**Records from a dataset**
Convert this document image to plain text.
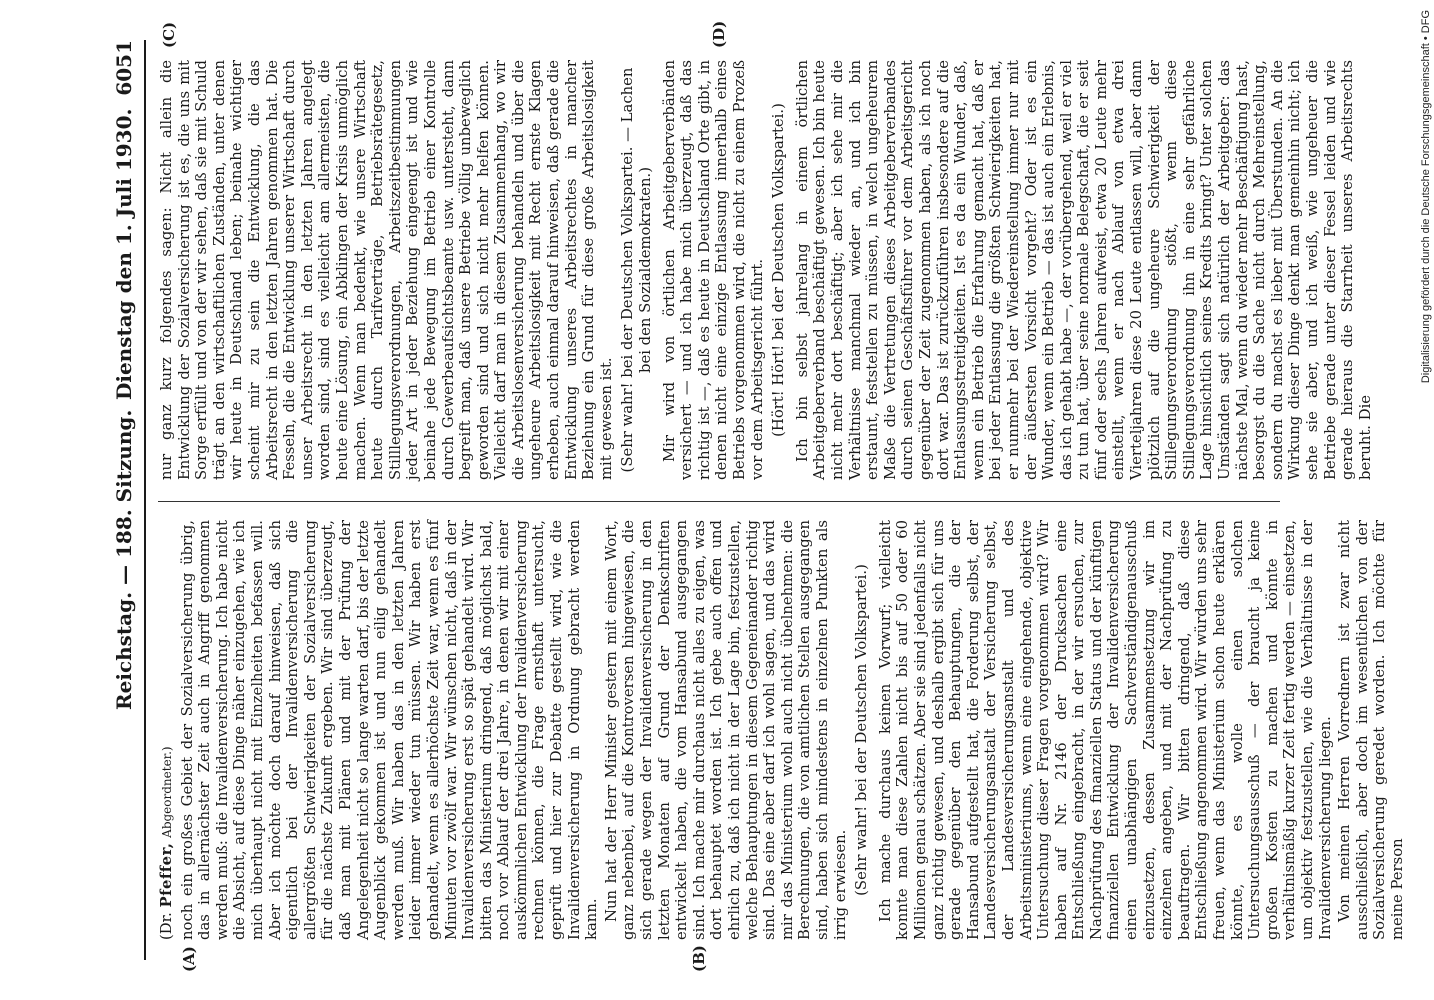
Reichstag. — 188. Sitzung.
Dienstag den 1. Juli 1930.
6051
(A)	(B)
(C)	(D)

(Dr. Pfeffer, Abgeordneter.) noch ein großes Gebiet der Sozialversicherung übrig, das in allernächster Zeit auch in Angriff genommen werden muß: die Invalidenversicherung. Ich habe nicht die Absicht, auf diese Dinge näher einzugehen, wie ich mich überhaupt nicht mit Einzelheiten befassen will. Aber ich möchte doch darauf hinweisen, daß sich eigentlich bei der Invalidenversicherung die allergrößten Schwierigkeiten der Sozialversicherung für die nächste Zukunft ergeben. Wir sind überzeugt, daß man mit Plänen und mit der Prüfung der Angelegenheit nicht so lange warten darf, bis der letzte Augenblick gekommen ist und nun eilig gehandelt werden muß. Wir haben das in den letzten Jahren leider immer wieder tun müssen. Wir haben erst gehandelt, wenn es allerhöchste Zeit war, wenn es fünf Minuten vor zwölf war. Wir wünschen nicht, daß in der Invalidenversicherung erst so spät gehandelt wird. Wir bitten das Ministerium dringend, daß möglichst bald, noch vor Ablauf der drei Jahre, in denen wir mit einer auskömmlichen Entwicklung der Invalidenversicherung rechnen können, die Frage ernsthaft untersucht, geprüft und hier zur Debatte gestellt wird, wie die Invalidenversicherung in Ordnung gebracht werden kann. Nun hat der Herr Minister gestern mit einem Wort, ganz nebenbei, auf die Kontroversen hingewiesen, die sich gerade wegen der Invalidenversicherung in den letzten Monaten auf Grund der Denkschriften entwickelt haben, die vom Hansabund ausgegangen sind. Ich mache mir durchaus nicht alles zu eigen, was dort behauptet worden ist. Ich gebe auch offen und ehrlich zu, daß ich nicht in der Lage bin, festzustellen, welche Behauptungen in diesem Gegeneinander richtig sind. Das eine aber darf ich wohl sagen, und das wird mir das Ministerium wohl auch nicht übelnehmen: die Berechnungen, die von amtlichen Stellen ausgegangen sind, haben sich mindestens in einzelnen Punkten als irrig erwiesen. (Sehr wahr! bei der Deutschen Volkspartei.) Ich mache durchaus keinen Vorwurf; vielleicht konnte man diese Zahlen nicht bis auf 50 oder 60 Millionen genau schätzen. Aber sie sind jedenfalls nicht ganz richtig gewesen, und deshalb ergibt sich für uns gerade gegenüber den Behauptungen, die der Hansabund aufgestellt hat, die Forderung selbst, der Landesversicherungsanstalt der Versicherung selbst, der Landesversicherungsanstalt und des Arbeitsministeriums, wenn eine eingehende, objektive Untersuchung dieser Fragen vorgenommen wird? Wir haben auf Nr. 2146 der Drucksachen eine Entschließung eingebracht, in der wir ersuchen, zur Nachprüfung des finanziellen Status und der künftigen finanziellen Entwicklung der Invalidenversicherung einen unabhängigen Sachverständigenausschuß einzusetzen, dessen Zusammensetzung wir im einzelnen angeben, und mit der Nachprüfung zu beauftragen. Wir bitten dringend, daß diese Entschließung angenommen wird. Wir würden uns sehr freuen, wenn das Ministerium schon heute erklären könnte, es wolle einen solchen Untersuchungsausschuß — der braucht ja keine großen Kosten zu machen und könnte in verhältnismäßig kurzer Zeit fertig werden — einsetzen, um objektiv festzustellen, wie die Verhältnisse in der Invalidenversicherung liegen. Von meinen Herren Vorrednern ist zwar nicht ausschließlich, aber doch im wesentlichen von der Sozialversicherung geredet worden. Ich möchte für meine Person

nur ganz kurz folgendes sagen: Nicht allein die Entwicklung der Sozialversicherung ist es, die uns mit Sorge erfüllt und von der wir sehen, daß sie mit Schuld trägt an den wirtschaftlichen Zuständen, unter denen wir heute in Deutschland leben; beinahe wichtiger scheint mir zu sein die Entwicklung, die das Arbeitsrecht in den letzten Jahren genommen hat. Die Fesseln, die die Entwicklung unserer Wirtschaft durch unser Arbeitsrecht in den letzten Jahren angelegt worden sind, sind es vielleicht am allermeisten, die heute eine Lösung, ein Abklingen der Krisis unmöglich machen. Wenn man bedenkt, wie unsere Wirtschaft heute durch Tarifverträge, Betriebsrätegesetz, Stilllegungsverordnungen, Arbeitszeitbestimmungen jeder Art in jeder Beziehung eingeengt ist und wie beinahe jede Bewegung im Betrieb einer Kontrolle durch Gewerbeaufsichtsbeamte usw. untersteht, dann begreift man, daß unsere Betriebe völlig unbeweglich geworden sind und sich nicht mehr helfen können. Vielleicht darf man in diesem Zusammenhang, wo wir die Arbeitslosenversicherung behandeln und über die ungeheure Arbeitslosigkeit mit Recht ernste Klagen erheben, auch einmal darauf hinweisen, daß gerade die Entwicklung unseres Arbeitsrechtes in mancher Beziehung ein Grund für diese große Arbeitslosigkeit mit gewesen ist. (Sehr wahr! bei der Deutschen Volkspartei. — Lachen bei den Sozialdemokraten.) Mir wird von örtlichen Arbeitgeberverbänden versichert — und ich habe mich überzeugt, daß das richtig ist —, daß es heute in Deutschland Orte gibt, in denen nicht eine einzige Entlassung innerhalb eines Betriebs vorgenommen wird, die nicht zu einem Prozeß vor dem Arbeitsgericht führt. (Hört! Hört! bei der Deutschen Volkspartei.) Ich bin selbst jahrelang in einem örtlichen Arbeitgeberverband beschäftigt gewesen. Ich bin heute nicht mehr dort beschäftigt; aber ich sehe mir die Verhältnisse manchmal wieder an, und ich bin erstaunt, feststellen zu müssen, in welch ungeheurem Maße die Vertretungen dieses Arbeitgeberverbandes durch seinen Geschäftsführer vor dem Arbeitsgericht gegenüber der Zeit zugenommen haben, als ich noch dort war. Das ist zurückzuführen insbesondere auf die Entlassungsstreitigkeiten. Ist es da ein Wunder, daß, wenn ein Betrieb die Erfahrung gemacht hat, daß er bei jeder Entlassung die größten Schwierigkeiten hat, er nunmehr bei der Wiedereinstellung immer nur mit der äußersten Vorsicht vorgeht? Oder ist es ein Wunder, wenn ein Betrieb — das ist auch ein Erlebnis, das ich gehabt habe —, der vorübergehend, weil er viel zu tun hat, über seine normale Belegschaft, die er seit fünf oder sechs Jahren aufweist, etwa 20 Leute mehr einstellt, wenn er nach Ablauf von etwa drei Vierteljahren diese 20 Leute entlassen will, aber dann plötzlich auf die ungeheure Schwierigkeit der Stillegungsverordnung stößt, wenn diese Stillegungsverordnung ihn in eine sehr gefährliche Lage hinsichtlich seines Kredits bringt? Unter solchen Umständen sagt sich natürlich der Arbeitgeber: das nächste Mal, wenn du wieder mehr Beschäftigung hast, besorgst du die Sache nicht durch Mehreinstellung, sondern du machst es lieber mit Überstunden. An die Wirkung dieser Dinge denkt man gemeinhin nicht; ich sehe sie aber, und ich weiß, wie ungeheuer die Betriebe gerade unter dieser Fessel leiden und wie gerade hieraus die Starrheit unseres Arbeitsrechts beruht. Die

Digitalisierung gefördert durch die Deutsche Forschungsgemeinschaft • DFG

**Activity**
Restate each entry verbatim and skip every image.

**Response for this exercise**
Convert this document image to plain text.
Reichstag. — 188. Sitzung.
Dienstag den 1. Juli 1930.
6051
(A)	(B)
(C)	(D)

(Dr. Pfeffer, Abgeordneter.) noch ein großes Gebiet der Sozialversicherung übrig, das in allernächster Zeit auch in Angriff genommen werden muß: die Invalidenversicherung. Ich habe nicht die Absicht, auf diese Dinge näher einzugehen, wie ich mich überhaupt nicht mit Einzelheiten befassen will. Aber ich möchte doch darauf hinweisen, daß sich eigentlich bei der Invalidenversicherung die allergrößten Schwierigkeiten der Sozialversicherung für die nächste Zukunft ergeben. Wir sind überzeugt, daß man mit Plänen und mit der Prüfung der Angelegenheit nicht so lange warten darf, bis der letzte Augenblick gekommen ist und nun eilig gehandelt werden muß. Wir haben das in den letzten Jahren leider immer wieder tun müssen. Wir haben erst gehandelt, wenn es allerhöchste Zeit war, wenn es fünf Minuten vor zwölf war. Wir wünschen nicht, daß in der Invalidenversicherung erst so spät gehandelt wird. Wir bitten das Ministerium dringend, daß möglichst bald, noch vor Ablauf der drei Jahre, in denen wir mit einer auskömmlichen Entwicklung der Invalidenversicherung rechnen können, die Frage ernsthaft untersucht, geprüft und hier zur Debatte gestellt wird, wie die Invalidenversicherung in Ordnung gebracht werden kann. Nun hat der Herr Minister gestern mit einem Wort, ganz nebenbei, auf die Kontroversen hingewiesen, die sich gerade wegen der Invalidenversicherung in den letzten Monaten auf Grund der Denkschriften entwickelt haben, die vom Hansabund ausgegangen sind. Ich mache mir durchaus nicht alles zu eigen, was dort behauptet worden ist. Ich gebe auch offen und ehrlich zu, daß ich nicht in der Lage bin, festzustellen, welche Behauptungen in diesem Gegeneinander richtig sind. Das eine aber darf ich wohl sagen, und das wird mir das Ministerium wohl auch nicht übelnehmen: die Berechnungen, die von amtlichen Stellen ausgegangen sind, haben sich mindestens in einzelnen Punkten als irrig erwiesen. (Sehr wahr! bei der Deutschen Volkspartei.) Ich mache durchaus keinen Vorwurf; vielleicht konnte man diese Zahlen nicht bis auf 50 oder 60 Millionen genau schätzen. Aber sie sind jedenfalls nicht ganz richtig gewesen, und deshalb ergibt sich für uns gerade gegenüber den Behauptungen, die der Hansabund aufgestellt hat, die Forderung selbst, der Landesversicherungsanstalt der Versicherung selbst, der Landesversicherungsanstalt und des Arbeitsministeriums, wenn eine eingehende, objektive Untersuchung dieser Fragen vorgenommen wird? Wir haben auf Nr. 2146 der Drucksachen eine Entschließung eingebracht, in der wir ersuchen, zur Nachprüfung des finanziellen Status und der künftigen finanziellen Entwicklung der Invalidenversicherung einen unabhängigen Sachverständigenausschuß einzusetzen, dessen Zusammensetzung wir im einzelnen angeben, und mit der Nachprüfung zu beauftragen. Wir bitten dringend, daß diese Entschließung angenommen wird. Wir würden uns sehr freuen, wenn das Ministerium schon heute erklären könnte, es wolle einen solchen Untersuchungsausschuß — der braucht ja keine großen Kosten zu machen und könnte in verhältnismäßig kurzer Zeit fertig werden — einsetzen, um objektiv festzustellen, wie die Verhältnisse in der Invalidenversicherung liegen. Von meinen Herren Vorrednern ist zwar nicht ausschließlich, aber doch im wesentlichen von der Sozialversicherung geredet worden. Ich möchte für meine Person

nur ganz kurz folgendes sagen: Nicht allein die Entwicklung der Sozialversicherung ist es, die uns mit Sorge erfüllt und von der wir sehen, daß sie mit Schuld trägt an den wirtschaftlichen Zuständen, unter denen wir heute in Deutschland leben; beinahe wichtiger scheint mir zu sein die Entwicklung, die das Arbeitsrecht in den letzten Jahren genommen hat. Die Fesseln, die die Entwicklung unserer Wirtschaft durch unser Arbeitsrecht in den letzten Jahren angelegt worden sind, sind es vielleicht am allermeisten, die heute eine Lösung, ein Abklingen der Krisis unmöglich machen. Wenn man bedenkt, wie unsere Wirtschaft heute durch Tarifverträge, Betriebsrätegesetz, Stilllegungsverordnungen, Arbeitszeitbestimmungen jeder Art in jeder Beziehung eingeengt ist und wie beinahe jede Bewegung im Betrieb einer Kontrolle durch Gewerbeaufsichtsbeamte usw. untersteht, dann begreift man, daß unsere Betriebe völlig unbeweglich geworden sind und sich nicht mehr helfen können. Vielleicht darf man in diesem Zusammenhang, wo wir die Arbeitslosenversicherung behandeln und über die ungeheure Arbeitslosigkeit mit Recht ernste Klagen erheben, auch einmal darauf hinweisen, daß gerade die Entwicklung unseres Arbeitsrechtes in mancher Beziehung ein Grund für diese große Arbeitslosigkeit mit gewesen ist. (Sehr wahr! bei der Deutschen Volkspartei. — Lachen bei den Sozialdemokraten.) Mir wird von örtlichen Arbeitgeberverbänden versichert — und ich habe mich überzeugt, daß das richtig ist —, daß es heute in Deutschland Orte gibt, in denen nicht eine einzige Entlassung innerhalb eines Betriebs vorgenommen wird, die nicht zu einem Prozeß vor dem Arbeitsgericht führt. (Hört! Hört! bei der Deutschen Volkspartei.) Ich bin selbst jahrelang in einem örtlichen Arbeitgeberverband beschäftigt gewesen. Ich bin heute nicht mehr dort beschäftigt; aber ich sehe mir die Verhältnisse manchmal wieder an, und ich bin erstaunt, feststellen zu müssen, in welch ungeheurem Maße die Vertretungen dieses Arbeitgeberverbandes durch seinen Geschäftsführer vor dem Arbeitsgericht gegenüber der Zeit zugenommen haben, als ich noch dort war. Das ist zurückzuführen insbesondere auf die Entlassungsstreitigkeiten. Ist es da ein Wunder, daß, wenn ein Betrieb die Erfahrung gemacht hat, daß er bei jeder Entlassung die größten Schwierigkeiten hat, er nunmehr bei der Wiedereinstellung immer nur mit der äußersten Vorsicht vorgeht? Oder ist es ein Wunder, wenn ein Betrieb — das ist auch ein Erlebnis, das ich gehabt habe —, der vorübergehend, weil er viel zu tun hat, über seine normale Belegschaft, die er seit fünf oder sechs Jahren aufweist, etwa 20 Leute mehr einstellt, wenn er nach Ablauf von etwa drei Vierteljahren diese 20 Leute entlassen will, aber dann plötzlich auf die ungeheure Schwierigkeit der Stillegungsverordnung stößt, wenn diese Stillegungsverordnung ihn in eine sehr gefährliche Lage hinsichtlich seines Kredits bringt? Unter solchen Umständen sagt sich natürlich der Arbeitgeber: das nächste Mal, wenn du wieder mehr Beschäftigung hast, besorgst du die Sache nicht durch Mehreinstellung, sondern du machst es lieber mit Überstunden. An die Wirkung dieser Dinge denkt man gemeinhin nicht; ich sehe sie aber, und ich weiß, wie ungeheuer die Betriebe gerade unter dieser Fessel leiden und wie gerade hieraus die Starrheit unseres Arbeitsrechts beruht. Die

Digitalisierung gefördert durch die Deutsche Forschungsgemeinschaft • DFG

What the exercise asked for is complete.